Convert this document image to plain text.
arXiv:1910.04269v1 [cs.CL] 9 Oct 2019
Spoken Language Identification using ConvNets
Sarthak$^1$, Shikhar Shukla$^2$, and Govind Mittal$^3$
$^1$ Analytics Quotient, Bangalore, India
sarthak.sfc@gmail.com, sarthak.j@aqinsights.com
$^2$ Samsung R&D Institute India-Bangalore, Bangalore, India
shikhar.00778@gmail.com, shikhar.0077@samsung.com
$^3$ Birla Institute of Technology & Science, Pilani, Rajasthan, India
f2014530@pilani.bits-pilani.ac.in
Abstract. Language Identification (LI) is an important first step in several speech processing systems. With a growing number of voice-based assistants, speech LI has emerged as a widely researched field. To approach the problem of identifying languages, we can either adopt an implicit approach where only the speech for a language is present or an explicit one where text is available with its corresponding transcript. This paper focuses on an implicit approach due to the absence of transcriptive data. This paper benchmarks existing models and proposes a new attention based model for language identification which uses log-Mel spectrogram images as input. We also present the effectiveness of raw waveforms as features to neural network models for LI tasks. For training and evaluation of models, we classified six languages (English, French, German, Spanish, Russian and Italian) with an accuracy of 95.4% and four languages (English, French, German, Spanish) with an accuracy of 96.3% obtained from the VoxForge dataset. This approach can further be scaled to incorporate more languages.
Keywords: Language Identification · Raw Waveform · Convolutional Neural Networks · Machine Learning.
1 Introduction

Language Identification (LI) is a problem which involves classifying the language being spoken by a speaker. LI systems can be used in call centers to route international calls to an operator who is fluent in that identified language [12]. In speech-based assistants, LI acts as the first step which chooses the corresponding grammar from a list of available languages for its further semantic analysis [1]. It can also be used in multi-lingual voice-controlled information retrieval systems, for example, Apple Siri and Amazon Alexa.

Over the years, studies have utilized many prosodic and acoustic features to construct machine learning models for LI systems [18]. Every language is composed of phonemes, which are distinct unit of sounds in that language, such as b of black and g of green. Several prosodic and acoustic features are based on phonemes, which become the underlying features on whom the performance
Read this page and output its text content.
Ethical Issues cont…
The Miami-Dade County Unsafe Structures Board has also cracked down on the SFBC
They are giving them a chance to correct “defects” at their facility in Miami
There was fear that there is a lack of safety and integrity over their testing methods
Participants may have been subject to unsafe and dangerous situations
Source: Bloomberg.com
■ ■ ■ ■
▶ Stated task: Check each line in the records for the word "Institute" and say how many have it, with nothing else.

▶ Answer to the exercise: 2